→ Provided records:
□ □ □ □ □

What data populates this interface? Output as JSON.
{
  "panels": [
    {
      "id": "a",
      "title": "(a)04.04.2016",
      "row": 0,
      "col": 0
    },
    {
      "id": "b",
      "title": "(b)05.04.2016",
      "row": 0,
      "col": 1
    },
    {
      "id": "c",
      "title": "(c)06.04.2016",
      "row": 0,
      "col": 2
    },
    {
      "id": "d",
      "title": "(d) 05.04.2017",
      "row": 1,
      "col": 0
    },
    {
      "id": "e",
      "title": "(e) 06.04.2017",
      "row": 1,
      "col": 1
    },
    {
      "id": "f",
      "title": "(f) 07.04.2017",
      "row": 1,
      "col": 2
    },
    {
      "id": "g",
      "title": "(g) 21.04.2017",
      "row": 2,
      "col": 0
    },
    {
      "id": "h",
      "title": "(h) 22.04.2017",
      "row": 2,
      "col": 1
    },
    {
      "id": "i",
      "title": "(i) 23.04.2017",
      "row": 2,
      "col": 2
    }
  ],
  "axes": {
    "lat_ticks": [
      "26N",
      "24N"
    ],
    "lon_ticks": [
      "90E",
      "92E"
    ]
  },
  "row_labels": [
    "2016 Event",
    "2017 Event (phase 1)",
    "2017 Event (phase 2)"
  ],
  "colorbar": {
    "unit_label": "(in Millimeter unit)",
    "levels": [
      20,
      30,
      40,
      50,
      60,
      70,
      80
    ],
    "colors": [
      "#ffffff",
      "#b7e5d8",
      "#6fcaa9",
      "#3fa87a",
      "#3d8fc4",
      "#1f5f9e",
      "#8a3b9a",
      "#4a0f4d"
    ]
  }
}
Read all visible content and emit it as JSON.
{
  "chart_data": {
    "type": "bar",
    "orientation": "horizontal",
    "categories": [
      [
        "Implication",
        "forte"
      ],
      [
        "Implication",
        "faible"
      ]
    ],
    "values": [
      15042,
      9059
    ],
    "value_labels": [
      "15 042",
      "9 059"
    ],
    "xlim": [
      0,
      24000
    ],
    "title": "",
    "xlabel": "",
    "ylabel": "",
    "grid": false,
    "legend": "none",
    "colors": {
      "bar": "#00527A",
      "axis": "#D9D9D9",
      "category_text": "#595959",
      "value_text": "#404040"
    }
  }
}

□ □ □ □ □

→ The problem: Every record should be repeated exactly; please leave none out.

→ Answer to the exercise:
What data populates this interface? Output as JSON.
{
  "panels": [
    {
      "id": "a",
      "title": "(a)04.04.2016",
      "row": 0,
      "col": 0
    },
    {
      "id": "b",
      "title": "(b)05.04.2016",
      "row": 0,
      "col": 1
    },
    {
      "id": "c",
      "title": "(c)06.04.2016",
      "row": 0,
      "col": 2
    },
    {
      "id": "d",
      "title": "(d) 05.04.2017",
      "row": 1,
      "col": 0
    },
    {
      "id": "e",
      "title": "(e) 06.04.2017",
      "row": 1,
      "col": 1
    },
    {
      "id": "f",
      "title": "(f) 07.04.2017",
      "row": 1,
      "col": 2
    },
    {
      "id": "g",
      "title": "(g) 21.04.2017",
      "row": 2,
      "col": 0
    },
    {
      "id": "h",
      "title": "(h) 22.04.2017",
      "row": 2,
      "col": 1
    },
    {
      "id": "i",
      "title": "(i) 23.04.2017",
      "row": 2,
      "col": 2
    }
  ],
  "axes": {
    "lat_ticks": [
      "26N",
      "24N"
    ],
    "lon_ticks": [
      "90E",
      "92E"
    ]
  },
  "row_labels": [
    "2016 Event",
    "2017 Event (phase 1)",
    "2017 Event (phase 2)"
  ],
  "colorbar": {
    "unit_label": "(in Millimeter unit)",
    "levels": [
      20,
      30,
      40,
      50,
      60,
      70,
      80
    ],
    "colors": [
      "#ffffff",
      "#b7e5d8",
      "#6fcaa9",
      "#3fa87a",
      "#3d8fc4",
      "#1f5f9e",
      "#8a3b9a",
      "#4a0f4d"
    ]
  }
}
Read all visible content and emit it as JSON.
{
  "chart_data": {
    "type": "bar",
    "orientation": "horizontal",
    "categories": [
      [
        "Implication",
        "forte"
      ],
      [
        "Implication",
        "faible"
      ]
    ],
    "values": [
      15042,
      9059
    ],
    "value_labels": [
      "15 042",
      "9 059"
    ],
    "xlim": [
      0,
      24000
    ],
    "title": "",
    "xlabel": "",
    "ylabel": "",
    "grid": false,
    "legend": "none",
    "colors": {
      "bar": "#00527A",
      "axis": "#D9D9D9",
      "category_text": "#595959",
      "value_text": "#404040"
    }
  }
}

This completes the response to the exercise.